Each line containing the word "caption" must be reported.
──────────────────────────────
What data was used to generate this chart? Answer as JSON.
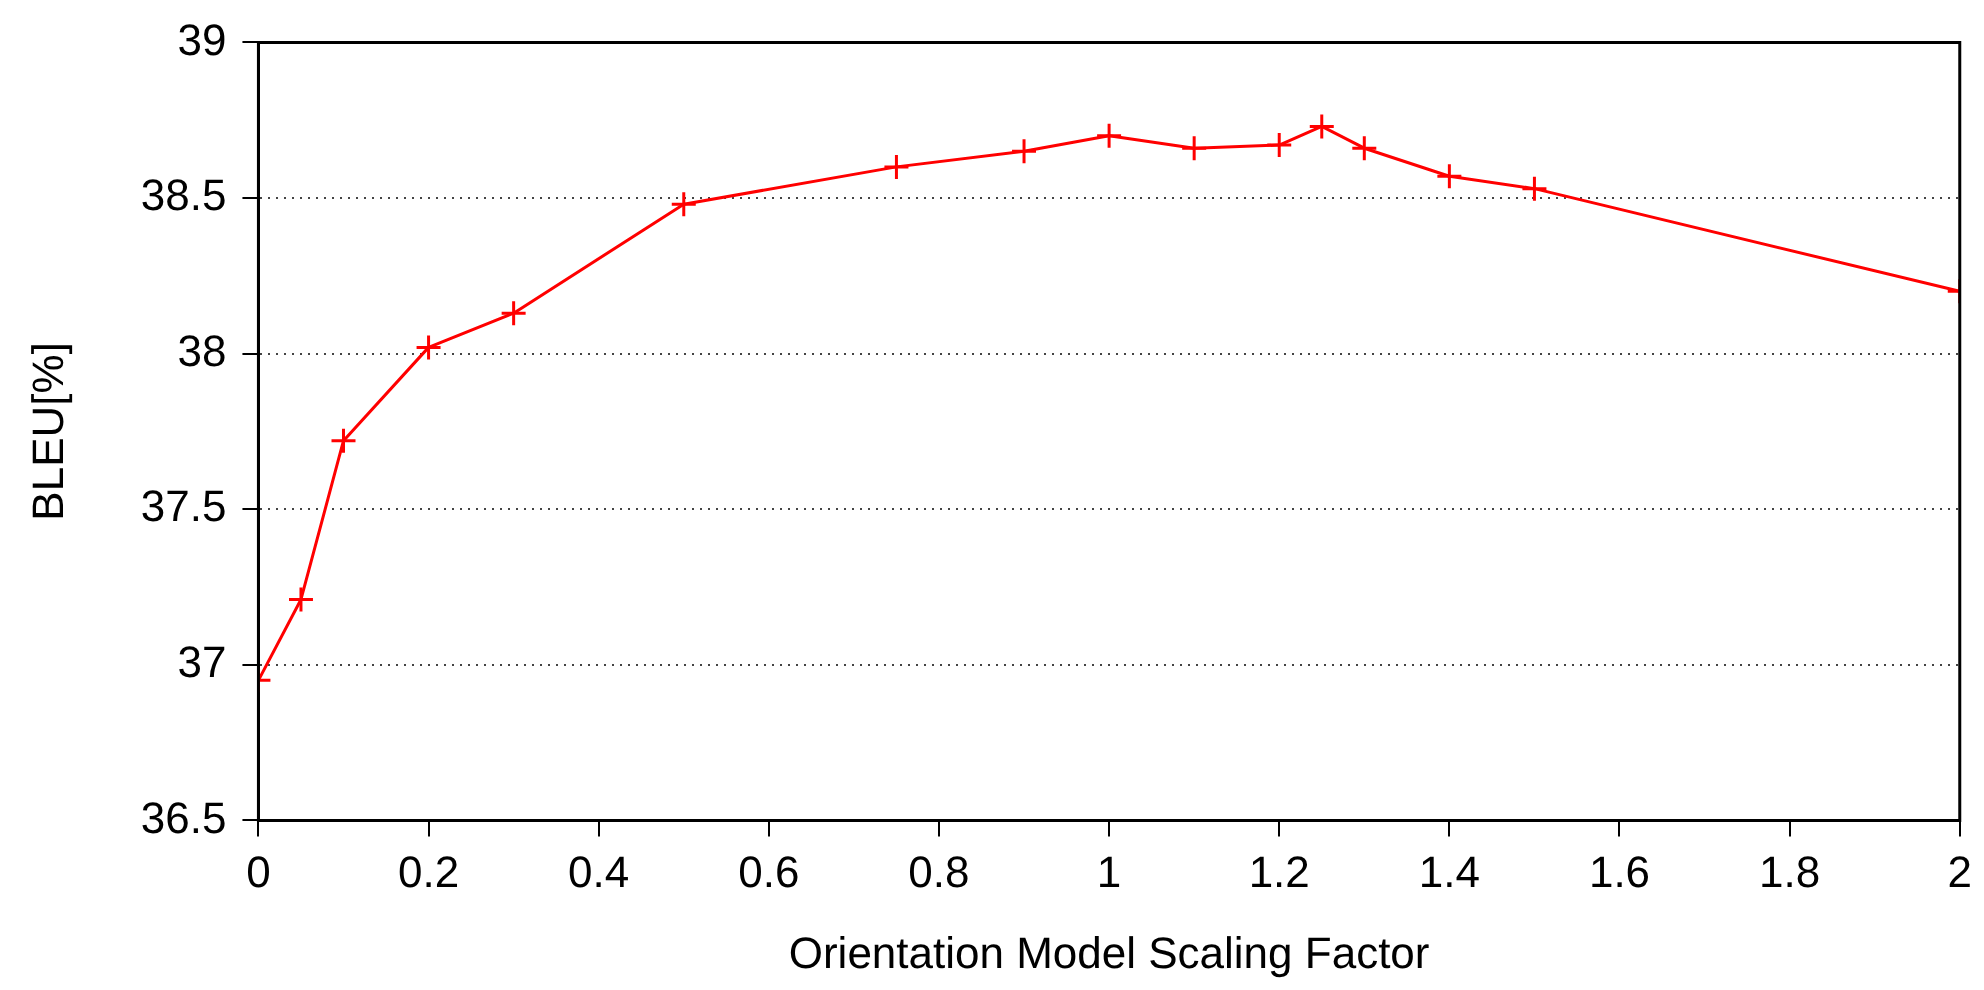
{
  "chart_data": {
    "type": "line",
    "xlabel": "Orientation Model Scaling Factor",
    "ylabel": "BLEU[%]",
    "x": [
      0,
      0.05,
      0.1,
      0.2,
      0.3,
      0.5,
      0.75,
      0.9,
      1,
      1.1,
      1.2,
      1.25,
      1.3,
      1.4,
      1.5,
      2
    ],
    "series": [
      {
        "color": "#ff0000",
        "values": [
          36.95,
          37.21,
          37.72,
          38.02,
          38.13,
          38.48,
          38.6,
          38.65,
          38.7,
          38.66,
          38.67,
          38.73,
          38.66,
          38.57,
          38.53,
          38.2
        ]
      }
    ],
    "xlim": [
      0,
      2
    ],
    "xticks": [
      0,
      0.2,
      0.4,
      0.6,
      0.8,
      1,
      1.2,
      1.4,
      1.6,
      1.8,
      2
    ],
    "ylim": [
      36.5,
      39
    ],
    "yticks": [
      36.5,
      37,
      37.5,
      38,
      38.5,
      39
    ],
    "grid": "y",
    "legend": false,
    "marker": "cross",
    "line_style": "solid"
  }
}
──────────────────────────────
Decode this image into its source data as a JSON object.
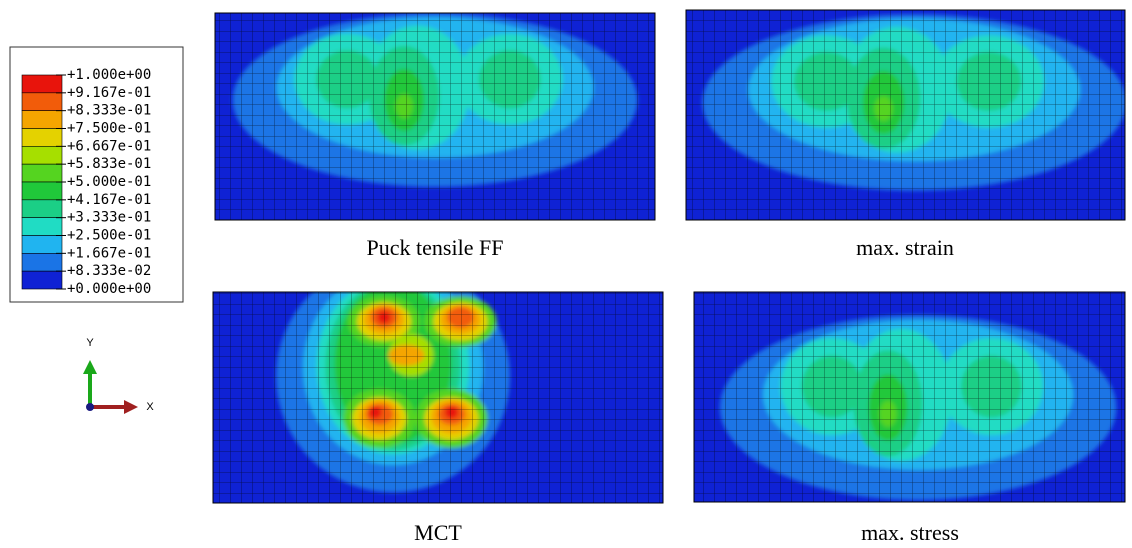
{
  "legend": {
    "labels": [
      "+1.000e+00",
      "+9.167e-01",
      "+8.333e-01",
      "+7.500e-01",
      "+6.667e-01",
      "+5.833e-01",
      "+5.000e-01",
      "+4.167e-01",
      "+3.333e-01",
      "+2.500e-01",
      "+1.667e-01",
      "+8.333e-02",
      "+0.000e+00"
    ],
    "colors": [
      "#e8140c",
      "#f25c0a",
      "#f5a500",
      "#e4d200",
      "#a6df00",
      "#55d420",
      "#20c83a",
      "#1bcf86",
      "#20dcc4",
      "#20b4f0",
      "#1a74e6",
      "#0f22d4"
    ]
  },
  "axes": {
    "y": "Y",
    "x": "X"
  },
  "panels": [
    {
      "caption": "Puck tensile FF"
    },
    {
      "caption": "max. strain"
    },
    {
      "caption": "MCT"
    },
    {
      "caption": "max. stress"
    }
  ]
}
──────────────────────────────
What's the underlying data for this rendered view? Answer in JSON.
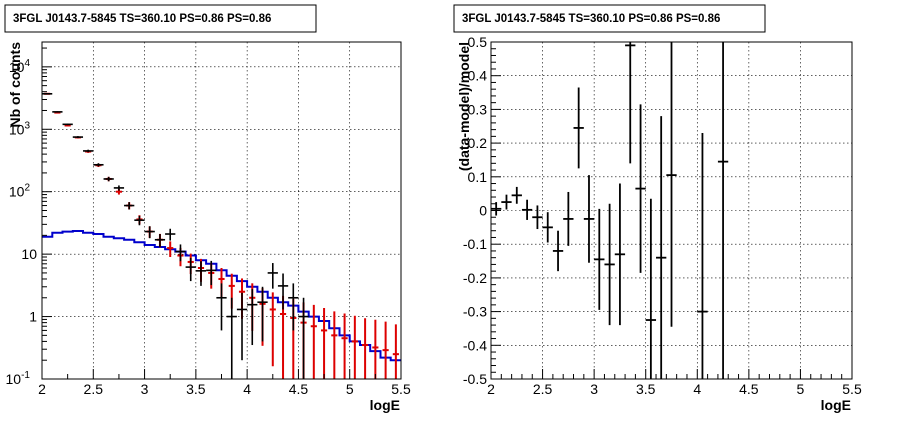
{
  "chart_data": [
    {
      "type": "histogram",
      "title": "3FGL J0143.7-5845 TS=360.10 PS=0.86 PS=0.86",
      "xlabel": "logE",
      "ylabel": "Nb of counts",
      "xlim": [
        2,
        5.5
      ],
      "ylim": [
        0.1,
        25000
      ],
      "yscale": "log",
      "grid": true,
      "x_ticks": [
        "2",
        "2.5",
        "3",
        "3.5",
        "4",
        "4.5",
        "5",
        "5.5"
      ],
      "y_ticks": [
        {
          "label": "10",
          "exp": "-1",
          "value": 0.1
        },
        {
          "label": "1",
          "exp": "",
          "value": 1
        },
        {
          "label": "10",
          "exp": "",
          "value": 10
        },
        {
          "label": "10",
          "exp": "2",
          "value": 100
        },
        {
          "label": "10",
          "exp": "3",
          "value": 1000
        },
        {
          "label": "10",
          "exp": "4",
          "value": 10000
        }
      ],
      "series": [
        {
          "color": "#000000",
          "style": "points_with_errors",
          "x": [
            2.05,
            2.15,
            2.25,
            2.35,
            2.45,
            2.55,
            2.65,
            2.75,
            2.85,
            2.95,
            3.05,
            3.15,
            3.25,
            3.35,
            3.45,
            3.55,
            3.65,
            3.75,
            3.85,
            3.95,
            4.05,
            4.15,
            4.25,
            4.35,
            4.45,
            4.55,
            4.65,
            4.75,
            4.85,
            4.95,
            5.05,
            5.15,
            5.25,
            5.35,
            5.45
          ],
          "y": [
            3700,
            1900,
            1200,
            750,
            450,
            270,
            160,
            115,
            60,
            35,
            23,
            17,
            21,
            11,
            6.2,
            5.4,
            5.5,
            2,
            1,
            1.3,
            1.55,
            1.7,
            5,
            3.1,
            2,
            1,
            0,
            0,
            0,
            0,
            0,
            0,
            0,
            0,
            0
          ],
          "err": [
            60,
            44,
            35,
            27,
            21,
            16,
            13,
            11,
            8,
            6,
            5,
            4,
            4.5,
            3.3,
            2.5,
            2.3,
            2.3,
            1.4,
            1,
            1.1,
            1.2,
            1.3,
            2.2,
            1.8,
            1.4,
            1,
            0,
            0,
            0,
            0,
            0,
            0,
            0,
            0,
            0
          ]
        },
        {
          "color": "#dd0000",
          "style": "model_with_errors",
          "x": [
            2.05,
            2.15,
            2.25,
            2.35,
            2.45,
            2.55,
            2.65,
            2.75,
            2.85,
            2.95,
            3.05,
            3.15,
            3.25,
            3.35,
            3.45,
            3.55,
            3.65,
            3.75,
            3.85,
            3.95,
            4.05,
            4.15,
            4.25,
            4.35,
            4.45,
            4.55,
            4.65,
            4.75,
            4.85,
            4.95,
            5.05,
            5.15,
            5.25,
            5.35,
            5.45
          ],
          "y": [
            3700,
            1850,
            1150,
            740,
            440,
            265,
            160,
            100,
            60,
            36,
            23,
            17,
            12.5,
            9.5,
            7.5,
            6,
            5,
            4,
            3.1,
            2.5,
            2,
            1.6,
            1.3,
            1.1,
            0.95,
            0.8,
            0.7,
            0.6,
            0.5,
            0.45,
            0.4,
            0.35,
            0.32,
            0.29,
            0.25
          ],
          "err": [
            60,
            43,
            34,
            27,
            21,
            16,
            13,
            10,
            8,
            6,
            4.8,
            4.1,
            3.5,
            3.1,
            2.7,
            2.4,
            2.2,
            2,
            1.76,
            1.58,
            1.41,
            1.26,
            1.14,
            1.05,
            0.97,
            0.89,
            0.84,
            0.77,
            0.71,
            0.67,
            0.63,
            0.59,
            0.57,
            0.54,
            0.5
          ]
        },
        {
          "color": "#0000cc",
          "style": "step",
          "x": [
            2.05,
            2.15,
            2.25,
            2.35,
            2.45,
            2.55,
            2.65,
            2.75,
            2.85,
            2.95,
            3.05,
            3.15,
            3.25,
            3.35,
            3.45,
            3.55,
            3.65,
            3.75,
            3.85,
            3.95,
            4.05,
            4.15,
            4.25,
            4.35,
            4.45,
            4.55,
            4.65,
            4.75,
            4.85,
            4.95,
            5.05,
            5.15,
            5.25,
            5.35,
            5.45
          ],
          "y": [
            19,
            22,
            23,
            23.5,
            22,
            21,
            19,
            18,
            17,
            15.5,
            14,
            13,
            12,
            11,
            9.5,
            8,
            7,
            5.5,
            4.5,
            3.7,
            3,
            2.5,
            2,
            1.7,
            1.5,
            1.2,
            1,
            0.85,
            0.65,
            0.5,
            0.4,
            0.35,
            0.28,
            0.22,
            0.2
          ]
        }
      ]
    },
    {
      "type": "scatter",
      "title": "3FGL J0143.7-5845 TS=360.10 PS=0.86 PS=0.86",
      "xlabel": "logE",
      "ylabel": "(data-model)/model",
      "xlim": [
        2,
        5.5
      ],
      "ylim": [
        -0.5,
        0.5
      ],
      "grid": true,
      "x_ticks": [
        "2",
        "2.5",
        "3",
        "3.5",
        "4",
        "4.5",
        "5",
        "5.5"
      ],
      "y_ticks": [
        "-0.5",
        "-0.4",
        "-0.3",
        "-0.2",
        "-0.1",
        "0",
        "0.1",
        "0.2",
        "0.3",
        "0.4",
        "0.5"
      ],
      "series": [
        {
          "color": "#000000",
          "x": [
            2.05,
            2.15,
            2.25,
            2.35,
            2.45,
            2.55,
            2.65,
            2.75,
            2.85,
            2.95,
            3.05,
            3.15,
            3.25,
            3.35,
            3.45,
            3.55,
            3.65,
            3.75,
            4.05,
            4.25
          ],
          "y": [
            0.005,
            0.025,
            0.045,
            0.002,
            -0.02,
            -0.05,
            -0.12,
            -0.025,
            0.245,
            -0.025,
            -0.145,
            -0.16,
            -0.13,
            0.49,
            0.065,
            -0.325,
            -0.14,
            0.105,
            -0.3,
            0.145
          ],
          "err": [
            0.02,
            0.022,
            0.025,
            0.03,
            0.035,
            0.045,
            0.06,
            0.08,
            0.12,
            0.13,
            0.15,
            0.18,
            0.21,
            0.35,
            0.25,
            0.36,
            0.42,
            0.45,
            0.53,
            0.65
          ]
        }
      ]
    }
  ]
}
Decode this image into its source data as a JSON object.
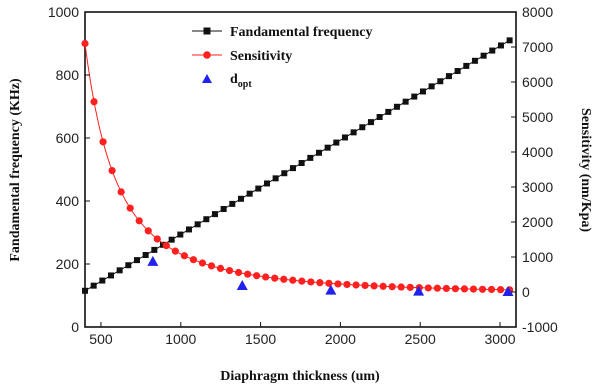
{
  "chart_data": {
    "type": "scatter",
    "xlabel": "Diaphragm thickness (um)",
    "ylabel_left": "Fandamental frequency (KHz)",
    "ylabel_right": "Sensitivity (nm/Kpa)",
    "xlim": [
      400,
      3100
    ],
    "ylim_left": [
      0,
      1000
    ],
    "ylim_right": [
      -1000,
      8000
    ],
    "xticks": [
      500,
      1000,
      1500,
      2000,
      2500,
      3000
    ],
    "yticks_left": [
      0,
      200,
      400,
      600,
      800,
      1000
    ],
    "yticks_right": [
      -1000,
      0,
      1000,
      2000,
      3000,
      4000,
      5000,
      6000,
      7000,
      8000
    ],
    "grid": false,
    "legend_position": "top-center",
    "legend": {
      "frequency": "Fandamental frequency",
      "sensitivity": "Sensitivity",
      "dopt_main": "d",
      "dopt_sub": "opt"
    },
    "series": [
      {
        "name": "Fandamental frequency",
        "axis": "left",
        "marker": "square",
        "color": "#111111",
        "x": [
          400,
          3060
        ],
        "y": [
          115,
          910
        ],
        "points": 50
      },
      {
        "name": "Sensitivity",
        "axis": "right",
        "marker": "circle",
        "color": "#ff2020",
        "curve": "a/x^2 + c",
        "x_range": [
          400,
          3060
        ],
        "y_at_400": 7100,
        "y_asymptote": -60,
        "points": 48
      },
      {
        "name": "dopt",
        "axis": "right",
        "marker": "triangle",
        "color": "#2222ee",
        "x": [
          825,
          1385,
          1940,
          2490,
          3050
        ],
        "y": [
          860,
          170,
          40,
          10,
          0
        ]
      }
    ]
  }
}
──────────────────────────────
_Exercise output:_
      "caption": "Puck tensile FF"
      "caption": "max. strain"
      "caption": "MCT"
      "caption": "max. stress"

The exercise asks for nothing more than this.